- [What to produce]
Search the material for the string "this", then return every line where it is found.

- [Given entries]
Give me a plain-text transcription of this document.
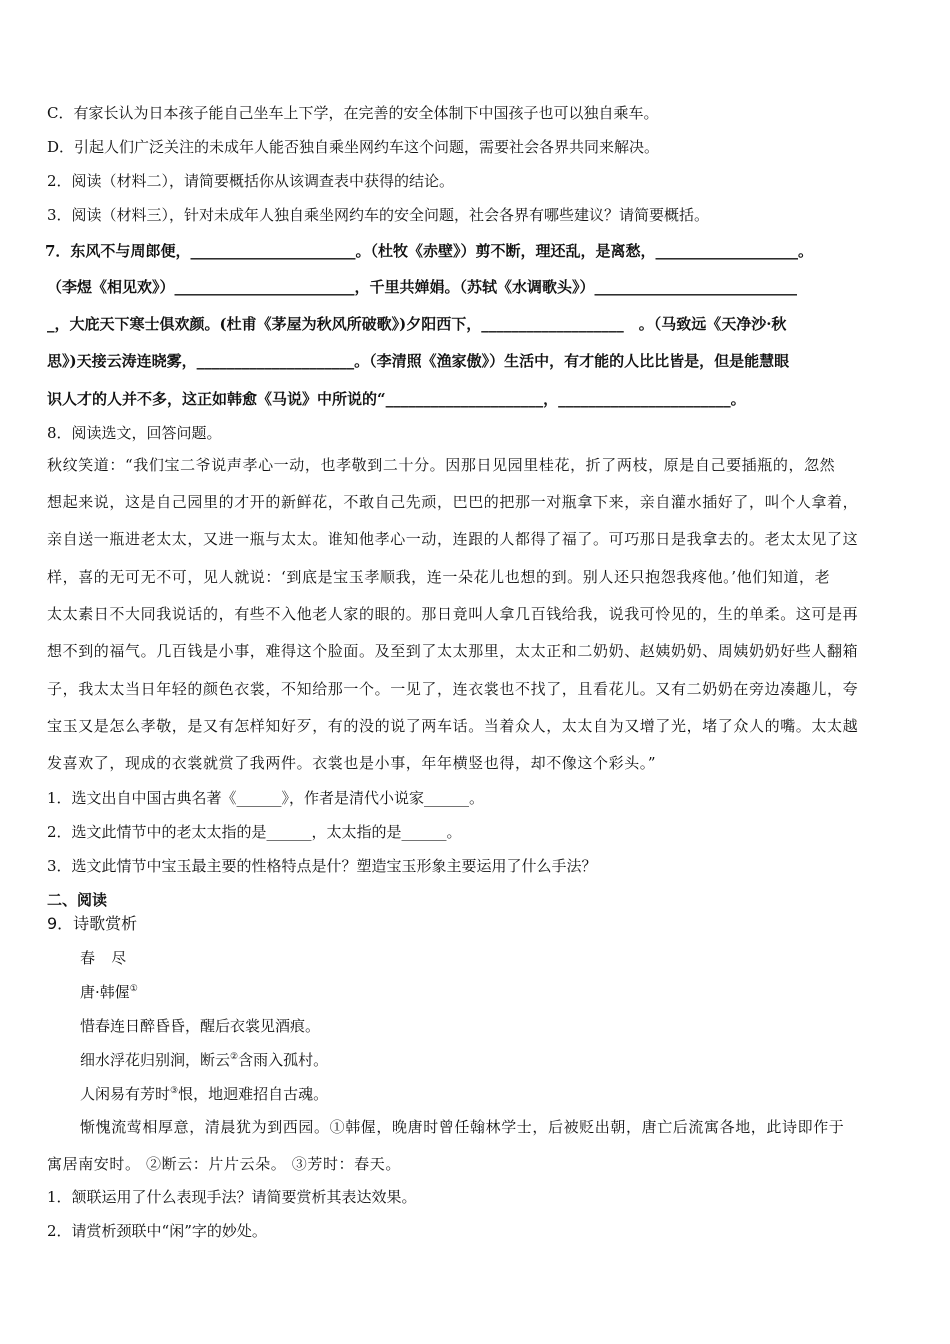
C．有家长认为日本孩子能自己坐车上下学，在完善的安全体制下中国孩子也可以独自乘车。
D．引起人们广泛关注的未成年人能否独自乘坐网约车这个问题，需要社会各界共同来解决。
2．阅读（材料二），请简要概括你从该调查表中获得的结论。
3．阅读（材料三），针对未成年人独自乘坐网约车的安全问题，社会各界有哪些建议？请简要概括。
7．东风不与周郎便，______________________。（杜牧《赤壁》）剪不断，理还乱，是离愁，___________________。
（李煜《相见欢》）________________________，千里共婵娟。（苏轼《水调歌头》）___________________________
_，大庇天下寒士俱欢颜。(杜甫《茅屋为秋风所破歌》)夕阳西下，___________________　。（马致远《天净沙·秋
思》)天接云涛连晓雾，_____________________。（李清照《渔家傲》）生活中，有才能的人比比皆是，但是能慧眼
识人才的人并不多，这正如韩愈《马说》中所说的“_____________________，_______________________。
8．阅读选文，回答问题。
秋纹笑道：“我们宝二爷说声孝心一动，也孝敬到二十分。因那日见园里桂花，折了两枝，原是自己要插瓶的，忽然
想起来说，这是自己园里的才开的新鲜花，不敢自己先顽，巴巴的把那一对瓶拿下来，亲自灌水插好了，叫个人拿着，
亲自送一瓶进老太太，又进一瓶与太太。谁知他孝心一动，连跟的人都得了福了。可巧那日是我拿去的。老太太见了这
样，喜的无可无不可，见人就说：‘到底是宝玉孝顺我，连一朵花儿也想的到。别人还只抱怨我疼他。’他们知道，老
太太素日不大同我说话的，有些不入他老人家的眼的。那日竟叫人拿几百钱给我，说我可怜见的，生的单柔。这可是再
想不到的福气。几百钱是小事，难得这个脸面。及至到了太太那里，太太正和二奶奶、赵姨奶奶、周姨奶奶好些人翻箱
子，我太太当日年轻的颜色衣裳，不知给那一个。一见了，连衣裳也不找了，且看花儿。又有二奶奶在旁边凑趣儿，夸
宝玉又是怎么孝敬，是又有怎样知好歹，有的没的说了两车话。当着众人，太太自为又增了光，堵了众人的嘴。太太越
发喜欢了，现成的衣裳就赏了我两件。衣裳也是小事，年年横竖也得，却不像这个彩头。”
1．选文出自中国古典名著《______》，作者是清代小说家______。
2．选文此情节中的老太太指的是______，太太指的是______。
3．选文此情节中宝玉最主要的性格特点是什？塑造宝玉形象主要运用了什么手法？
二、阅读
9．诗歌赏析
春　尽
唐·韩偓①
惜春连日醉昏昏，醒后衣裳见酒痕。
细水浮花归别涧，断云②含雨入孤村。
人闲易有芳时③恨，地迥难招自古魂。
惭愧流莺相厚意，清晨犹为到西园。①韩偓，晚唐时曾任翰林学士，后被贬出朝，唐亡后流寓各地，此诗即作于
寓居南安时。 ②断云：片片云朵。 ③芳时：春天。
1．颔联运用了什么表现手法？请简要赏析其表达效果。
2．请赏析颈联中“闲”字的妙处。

==

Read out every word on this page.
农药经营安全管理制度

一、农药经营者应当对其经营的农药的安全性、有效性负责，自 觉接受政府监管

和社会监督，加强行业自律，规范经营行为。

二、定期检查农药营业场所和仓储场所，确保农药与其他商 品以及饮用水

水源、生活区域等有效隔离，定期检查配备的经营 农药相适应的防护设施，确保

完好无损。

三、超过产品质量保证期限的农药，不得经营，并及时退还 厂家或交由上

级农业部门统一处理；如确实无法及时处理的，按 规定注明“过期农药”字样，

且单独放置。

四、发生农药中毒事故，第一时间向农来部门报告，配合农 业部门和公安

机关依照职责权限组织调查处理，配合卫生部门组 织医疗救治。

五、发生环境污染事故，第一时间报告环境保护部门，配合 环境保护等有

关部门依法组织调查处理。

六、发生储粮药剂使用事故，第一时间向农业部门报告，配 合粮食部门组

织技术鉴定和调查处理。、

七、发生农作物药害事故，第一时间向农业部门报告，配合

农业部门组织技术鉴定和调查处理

- [Task output]
Give me a plain-text transcription of this document.
Read out every word on this page.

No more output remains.